(THE EXERCISE) Reproduce the records below exactly, leaving out any pictures.

Data entries:
§ §
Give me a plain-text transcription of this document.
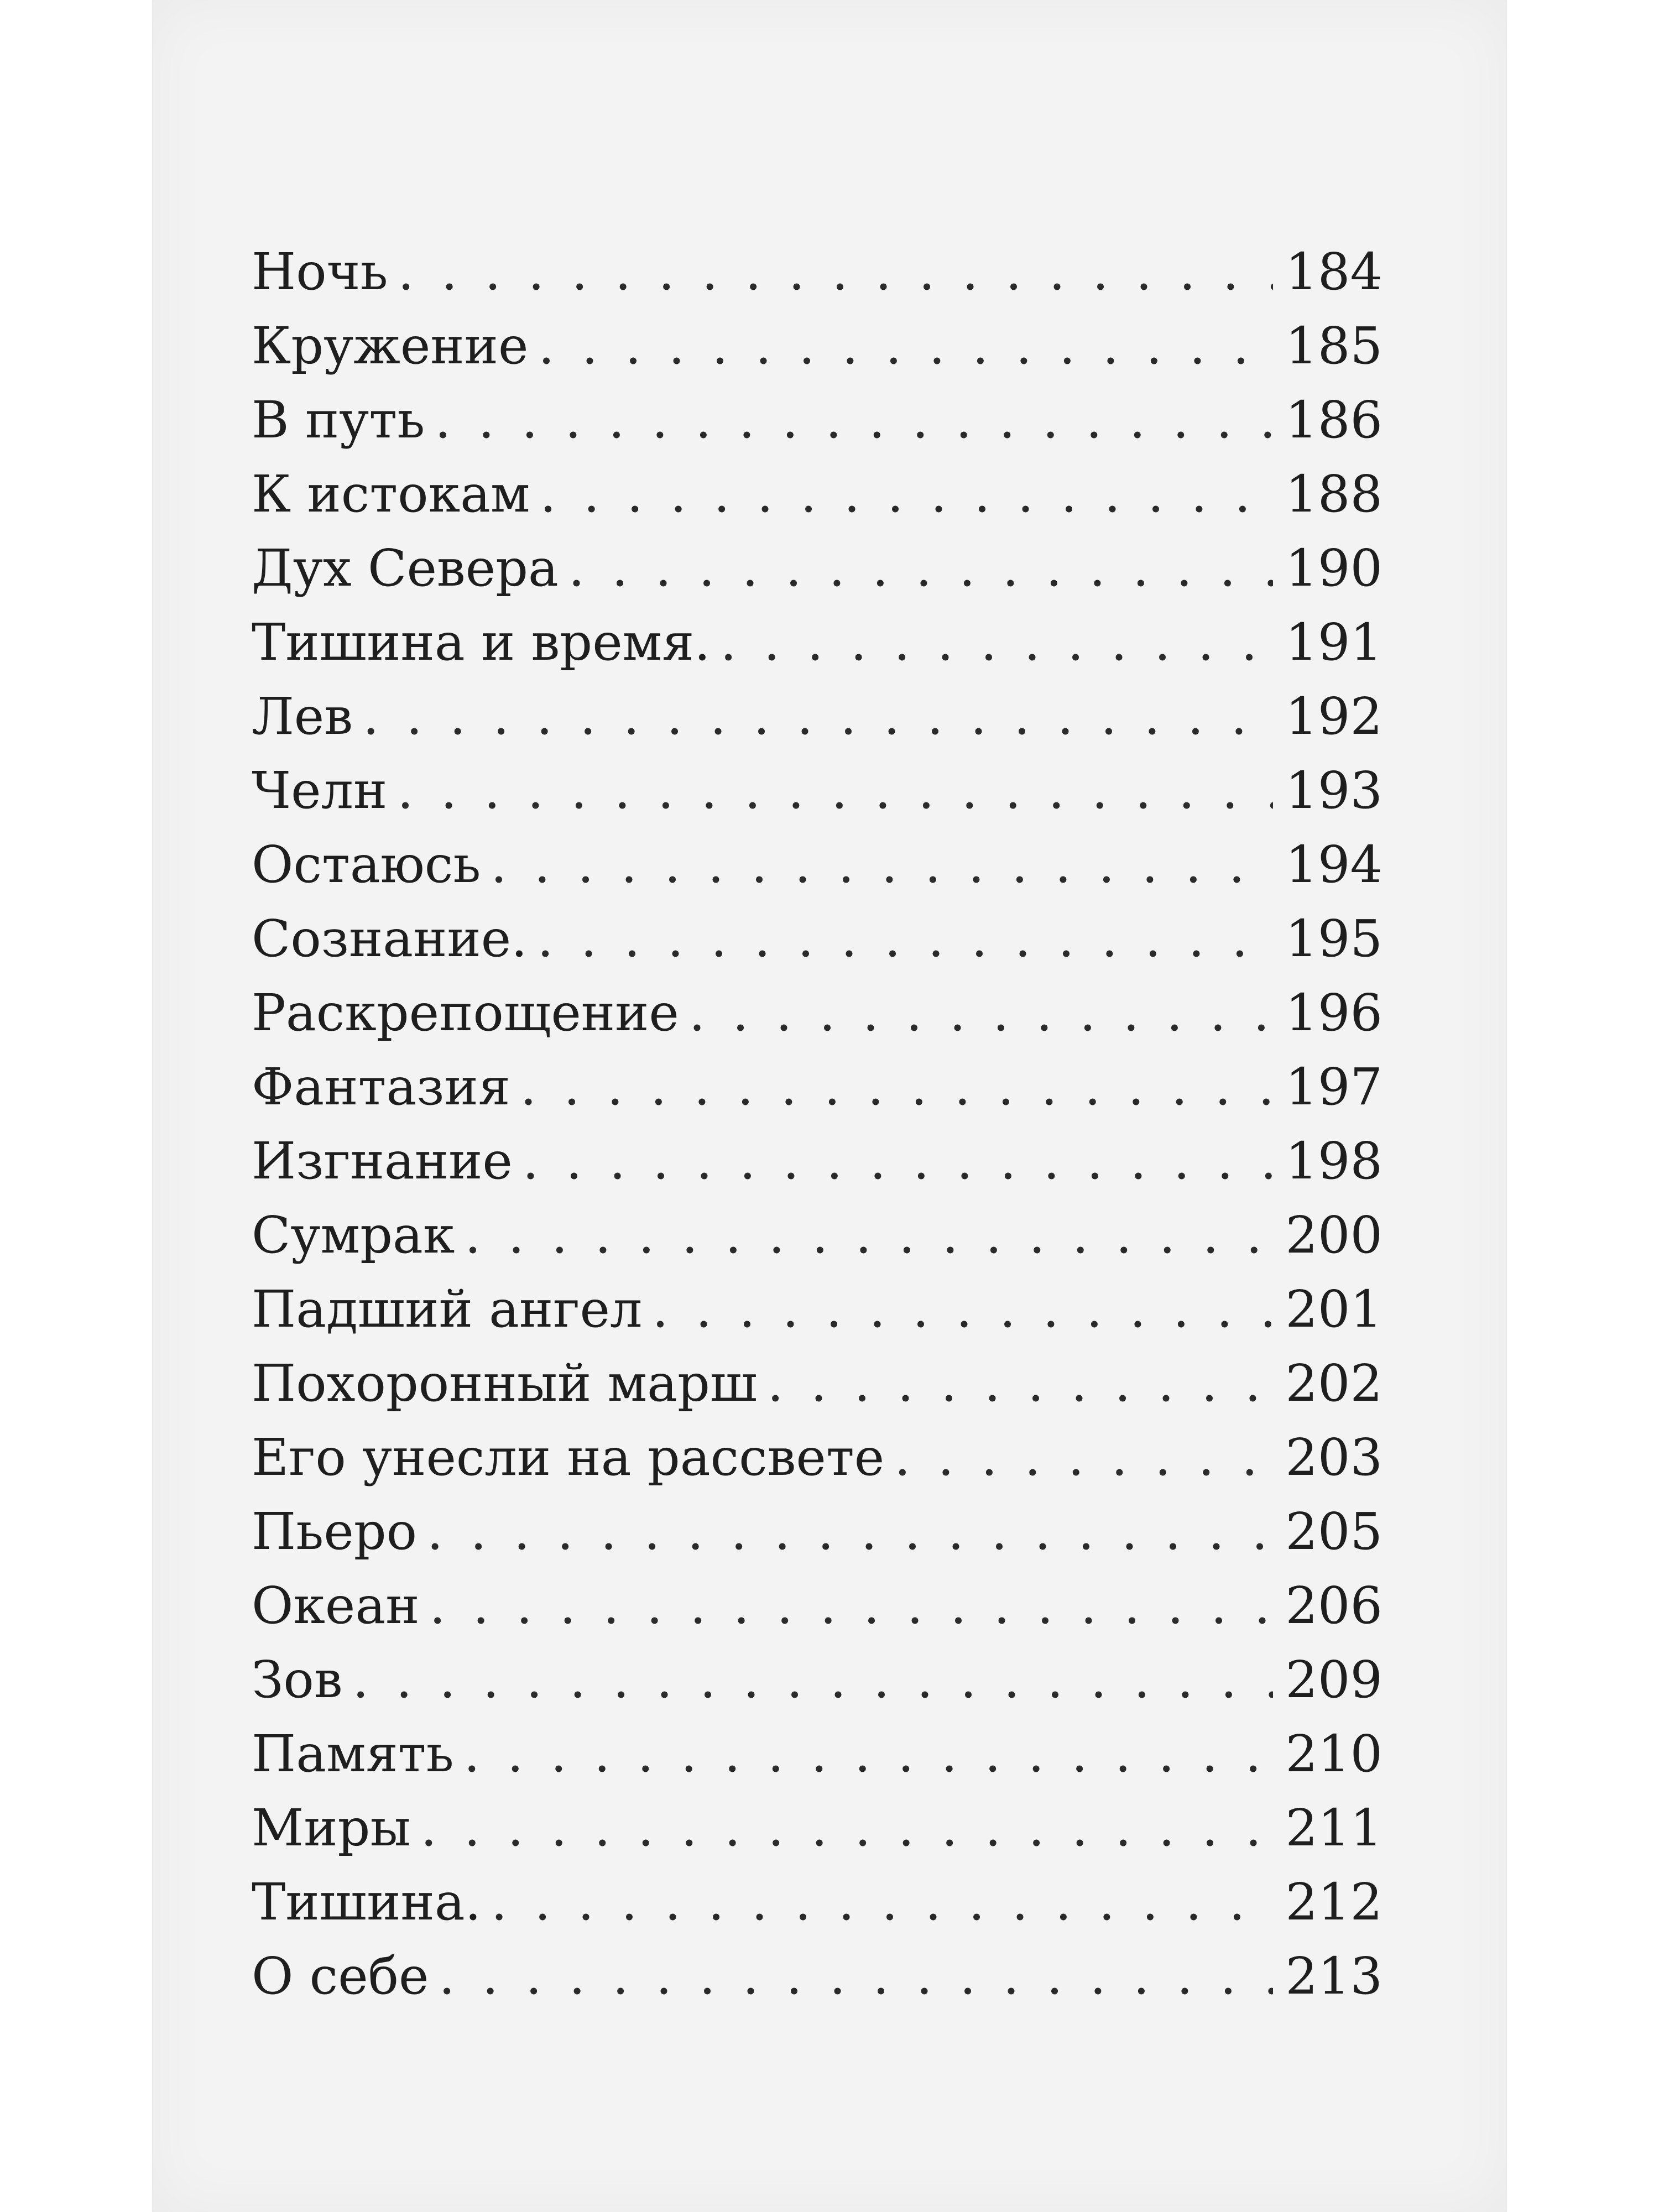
Ночь . . .	184
Кружение . . .	185
В путь . . .	186
К истокам . . .	188
Дух Севера . . .	190
Тишина и время. . . .	191
Лев . . .	192
Челн . . .	193
Остаюсь . . .	194
Сознание. . . .	195
Раскрепощение . . .	196
Фантазия . . .	197
Изгнание . . .	198
Сумрак . . .	200
Падший ангел . . .	201
Похоронный марш . . .	202
Его унесли на рассвете . . .	203
Пьеро . . .	205
Океан . . .	206
Зов . . .	209
Память . . .	210
Миры . . .	211
Тишина. . . .	212
О себе . . .	213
§ §
(FINAL RESULT)
Give me a plain-text transcription of this document.
Ночь . . .	184
Кружение . . .	185
В путь . . .	186
К истокам . . .	188
Дух Севера . . .	190
Тишина и время. . . .	191
Лев . . .	192
Челн . . .	193
Остаюсь . . .	194
Сознание. . . .	195
Раскрепощение . . .	196
Фантазия . . .	197
Изгнание . . .	198
Сумрак . . .	200
Падший ангел . . .	201
Похоронный марш . . .	202
Его унесли на рассвете . . .	203
Пьеро . . .	205
Океан . . .	206
Зов . . .	209
Память . . .	210
Миры . . .	211
Тишина. . . .	212
О себе . . .	213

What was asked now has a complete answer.